◆ Aim of the exercise: Word for word, restate every line of the listing that follows.

# START OF Data shown

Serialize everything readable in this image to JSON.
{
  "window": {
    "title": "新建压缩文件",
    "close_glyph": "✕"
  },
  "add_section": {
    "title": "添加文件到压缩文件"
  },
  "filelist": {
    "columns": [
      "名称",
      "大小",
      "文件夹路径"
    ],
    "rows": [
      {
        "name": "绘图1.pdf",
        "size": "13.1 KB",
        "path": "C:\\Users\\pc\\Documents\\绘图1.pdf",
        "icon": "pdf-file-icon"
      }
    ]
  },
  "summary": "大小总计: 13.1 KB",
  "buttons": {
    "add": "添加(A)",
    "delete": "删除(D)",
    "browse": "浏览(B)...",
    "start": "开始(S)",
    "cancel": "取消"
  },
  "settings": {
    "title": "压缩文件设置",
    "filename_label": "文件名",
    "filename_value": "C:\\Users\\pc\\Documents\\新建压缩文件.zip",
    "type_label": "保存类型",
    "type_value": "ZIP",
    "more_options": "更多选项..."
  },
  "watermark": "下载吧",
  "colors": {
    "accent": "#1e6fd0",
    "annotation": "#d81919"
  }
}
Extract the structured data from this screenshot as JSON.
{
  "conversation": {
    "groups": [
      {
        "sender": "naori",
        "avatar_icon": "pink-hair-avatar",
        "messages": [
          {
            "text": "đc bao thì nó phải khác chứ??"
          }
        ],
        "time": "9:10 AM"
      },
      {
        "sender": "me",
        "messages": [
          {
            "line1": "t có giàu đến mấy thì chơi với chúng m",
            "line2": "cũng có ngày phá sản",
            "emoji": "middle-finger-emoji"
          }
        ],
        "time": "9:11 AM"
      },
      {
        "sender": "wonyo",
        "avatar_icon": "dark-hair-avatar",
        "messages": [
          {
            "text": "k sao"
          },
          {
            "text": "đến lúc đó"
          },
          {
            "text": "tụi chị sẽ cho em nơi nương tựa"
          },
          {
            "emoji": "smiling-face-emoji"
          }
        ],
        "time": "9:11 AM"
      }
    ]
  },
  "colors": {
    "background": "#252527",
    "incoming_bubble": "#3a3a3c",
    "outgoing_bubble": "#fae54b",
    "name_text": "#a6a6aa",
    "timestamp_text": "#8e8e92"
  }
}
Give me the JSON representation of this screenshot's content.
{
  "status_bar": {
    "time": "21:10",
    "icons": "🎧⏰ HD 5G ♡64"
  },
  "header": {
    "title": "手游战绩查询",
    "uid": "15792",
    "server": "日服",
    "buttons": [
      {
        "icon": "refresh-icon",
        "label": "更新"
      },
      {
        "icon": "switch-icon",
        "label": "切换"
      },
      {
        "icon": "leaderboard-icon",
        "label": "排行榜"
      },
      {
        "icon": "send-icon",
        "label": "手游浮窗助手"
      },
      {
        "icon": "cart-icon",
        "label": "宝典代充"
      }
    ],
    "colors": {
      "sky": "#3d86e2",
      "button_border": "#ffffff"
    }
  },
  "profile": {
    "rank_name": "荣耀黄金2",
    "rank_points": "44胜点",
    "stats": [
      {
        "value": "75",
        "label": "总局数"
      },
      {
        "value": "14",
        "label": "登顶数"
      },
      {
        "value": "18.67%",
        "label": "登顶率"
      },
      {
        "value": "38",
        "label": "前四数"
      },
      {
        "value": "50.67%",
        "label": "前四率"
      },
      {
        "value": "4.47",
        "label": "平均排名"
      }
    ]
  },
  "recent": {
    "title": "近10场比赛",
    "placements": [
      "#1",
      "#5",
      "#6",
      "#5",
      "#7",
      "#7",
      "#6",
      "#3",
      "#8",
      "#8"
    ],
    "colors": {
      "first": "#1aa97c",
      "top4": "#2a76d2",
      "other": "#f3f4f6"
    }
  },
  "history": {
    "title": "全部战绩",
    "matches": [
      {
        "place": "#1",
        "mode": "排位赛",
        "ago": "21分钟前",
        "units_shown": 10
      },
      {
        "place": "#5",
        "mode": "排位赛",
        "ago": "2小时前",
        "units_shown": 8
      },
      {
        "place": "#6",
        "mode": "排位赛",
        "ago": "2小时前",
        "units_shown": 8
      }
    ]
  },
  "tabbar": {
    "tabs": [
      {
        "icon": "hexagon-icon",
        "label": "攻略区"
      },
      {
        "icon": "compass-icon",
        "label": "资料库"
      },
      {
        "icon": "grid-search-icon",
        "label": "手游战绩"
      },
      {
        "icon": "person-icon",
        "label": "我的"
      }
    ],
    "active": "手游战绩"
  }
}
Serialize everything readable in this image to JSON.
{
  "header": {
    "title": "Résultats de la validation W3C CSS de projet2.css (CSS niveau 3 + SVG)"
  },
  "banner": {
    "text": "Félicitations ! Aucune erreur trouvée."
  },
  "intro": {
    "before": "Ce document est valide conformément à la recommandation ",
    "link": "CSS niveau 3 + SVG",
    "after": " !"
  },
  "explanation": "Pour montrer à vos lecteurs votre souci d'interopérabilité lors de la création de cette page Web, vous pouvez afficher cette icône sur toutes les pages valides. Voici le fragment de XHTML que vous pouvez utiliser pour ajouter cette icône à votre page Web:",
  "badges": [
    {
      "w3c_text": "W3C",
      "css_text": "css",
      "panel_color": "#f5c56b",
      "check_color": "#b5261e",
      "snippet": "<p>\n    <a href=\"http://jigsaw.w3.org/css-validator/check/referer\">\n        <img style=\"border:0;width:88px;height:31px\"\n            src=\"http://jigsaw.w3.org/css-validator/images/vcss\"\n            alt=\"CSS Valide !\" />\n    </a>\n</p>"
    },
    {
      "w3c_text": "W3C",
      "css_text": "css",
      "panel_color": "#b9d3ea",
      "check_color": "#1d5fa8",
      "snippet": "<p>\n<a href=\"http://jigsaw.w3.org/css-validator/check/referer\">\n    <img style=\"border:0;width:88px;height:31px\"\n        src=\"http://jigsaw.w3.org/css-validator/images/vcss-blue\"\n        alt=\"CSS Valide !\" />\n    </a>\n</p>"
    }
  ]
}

# END OF Data shown

◆ Solution to the problem:
Serialize everything readable in this image to JSON.
{
  "window": {
    "title": "新建压缩文件",
    "close_glyph": "✕"
  },
  "add_section": {
    "title": "添加文件到压缩文件"
  },
  "filelist": {
    "columns": [
      "名称",
      "大小",
      "文件夹路径"
    ],
    "rows": [
      {
        "name": "绘图1.pdf",
        "size": "13.1 KB",
        "path": "C:\\Users\\pc\\Documents\\绘图1.pdf",
        "icon": "pdf-file-icon"
      }
    ]
  },
  "summary": "大小总计: 13.1 KB",
  "buttons": {
    "add": "添加(A)",
    "delete": "删除(D)",
    "browse": "浏览(B)...",
    "start": "开始(S)",
    "cancel": "取消"
  },
  "settings": {
    "title": "压缩文件设置",
    "filename_label": "文件名",
    "filename_value": "C:\\Users\\pc\\Documents\\新建压缩文件.zip",
    "type_label": "保存类型",
    "type_value": "ZIP",
    "more_options": "更多选项..."
  },
  "watermark": "下载吧",
  "colors": {
    "accent": "#1e6fd0",
    "annotation": "#d81919"
  }
}
Extract the structured data from this screenshot as JSON.
{
  "conversation": {
    "groups": [
      {
        "sender": "naori",
        "avatar_icon": "pink-hair-avatar",
        "messages": [
          {
            "text": "đc bao thì nó phải khác chứ??"
          }
        ],
        "time": "9:10 AM"
      },
      {
        "sender": "me",
        "messages": [
          {
            "line1": "t có giàu đến mấy thì chơi với chúng m",
            "line2": "cũng có ngày phá sản",
            "emoji": "middle-finger-emoji"
          }
        ],
        "time": "9:11 AM"
      },
      {
        "sender": "wonyo",
        "avatar_icon": "dark-hair-avatar",
        "messages": [
          {
            "text": "k sao"
          },
          {
            "text": "đến lúc đó"
          },
          {
            "text": "tụi chị sẽ cho em nơi nương tựa"
          },
          {
            "emoji": "smiling-face-emoji"
          }
        ],
        "time": "9:11 AM"
      }
    ]
  },
  "colors": {
    "background": "#252527",
    "incoming_bubble": "#3a3a3c",
    "outgoing_bubble": "#fae54b",
    "name_text": "#a6a6aa",
    "timestamp_text": "#8e8e92"
  }
}
Give me the JSON representation of this screenshot's content.
{
  "status_bar": {
    "time": "21:10",
    "icons": "🎧⏰ HD 5G ♡64"
  },
  "header": {
    "title": "手游战绩查询",
    "uid": "15792",
    "server": "日服",
    "buttons": [
      {
        "icon": "refresh-icon",
        "label": "更新"
      },
      {
        "icon": "switch-icon",
        "label": "切换"
      },
      {
        "icon": "leaderboard-icon",
        "label": "排行榜"
      },
      {
        "icon": "send-icon",
        "label": "手游浮窗助手"
      },
      {
        "icon": "cart-icon",
        "label": "宝典代充"
      }
    ],
    "colors": {
      "sky": "#3d86e2",
      "button_border": "#ffffff"
    }
  },
  "profile": {
    "rank_name": "荣耀黄金2",
    "rank_points": "44胜点",
    "stats": [
      {
        "value": "75",
        "label": "总局数"
      },
      {
        "value": "14",
        "label": "登顶数"
      },
      {
        "value": "18.67%",
        "label": "登顶率"
      },
      {
        "value": "38",
        "label": "前四数"
      },
      {
        "value": "50.67%",
        "label": "前四率"
      },
      {
        "value": "4.47",
        "label": "平均排名"
      }
    ]
  },
  "recent": {
    "title": "近10场比赛",
    "placements": [
      "#1",
      "#5",
      "#6",
      "#5",
      "#7",
      "#7",
      "#6",
      "#3",
      "#8",
      "#8"
    ],
    "colors": {
      "first": "#1aa97c",
      "top4": "#2a76d2",
      "other": "#f3f4f6"
    }
  },
  "history": {
    "title": "全部战绩",
    "matches": [
      {
        "place": "#1",
        "mode": "排位赛",
        "ago": "21分钟前",
        "units_shown": 10
      },
      {
        "place": "#5",
        "mode": "排位赛",
        "ago": "2小时前",
        "units_shown": 8
      },
      {
        "place": "#6",
        "mode": "排位赛",
        "ago": "2小时前",
        "units_shown": 8
      }
    ]
  },
  "tabbar": {
    "tabs": [
      {
        "icon": "hexagon-icon",
        "label": "攻略区"
      },
      {
        "icon": "compass-icon",
        "label": "资料库"
      },
      {
        "icon": "grid-search-icon",
        "label": "手游战绩"
      },
      {
        "icon": "person-icon",
        "label": "我的"
      }
    ],
    "active": "手游战绩"
  }
}
Serialize everything readable in this image to JSON.
{
  "header": {
    "title": "Résultats de la validation W3C CSS de projet2.css (CSS niveau 3 + SVG)"
  },
  "banner": {
    "text": "Félicitations ! Aucune erreur trouvée."
  },
  "intro": {
    "before": "Ce document est valide conformément à la recommandation ",
    "link": "CSS niveau 3 + SVG",
    "after": " !"
  },
  "explanation": "Pour montrer à vos lecteurs votre souci d'interopérabilité lors de la création de cette page Web, vous pouvez afficher cette icône sur toutes les pages valides. Voici le fragment de XHTML que vous pouvez utiliser pour ajouter cette icône à votre page Web:",
  "badges": [
    {
      "w3c_text": "W3C",
      "css_text": "css",
      "panel_color": "#f5c56b",
      "check_color": "#b5261e",
      "snippet": "<p>\n    <a href=\"http://jigsaw.w3.org/css-validator/check/referer\">\n        <img style=\"border:0;width:88px;height:31px\"\n            src=\"http://jigsaw.w3.org/css-validator/images/vcss\"\n            alt=\"CSS Valide !\" />\n    </a>\n</p>"
    },
    {
      "w3c_text": "W3C",
      "css_text": "css",
      "panel_color": "#b9d3ea",
      "check_color": "#1d5fa8",
      "snippet": "<p>\n<a href=\"http://jigsaw.w3.org/css-validator/check/referer\">\n    <img style=\"border:0;width:88px;height:31px\"\n        src=\"http://jigsaw.w3.org/css-validator/images/vcss-blue\"\n        alt=\"CSS Valide !\" />\n    </a>\n</p>"
    }
  ]
}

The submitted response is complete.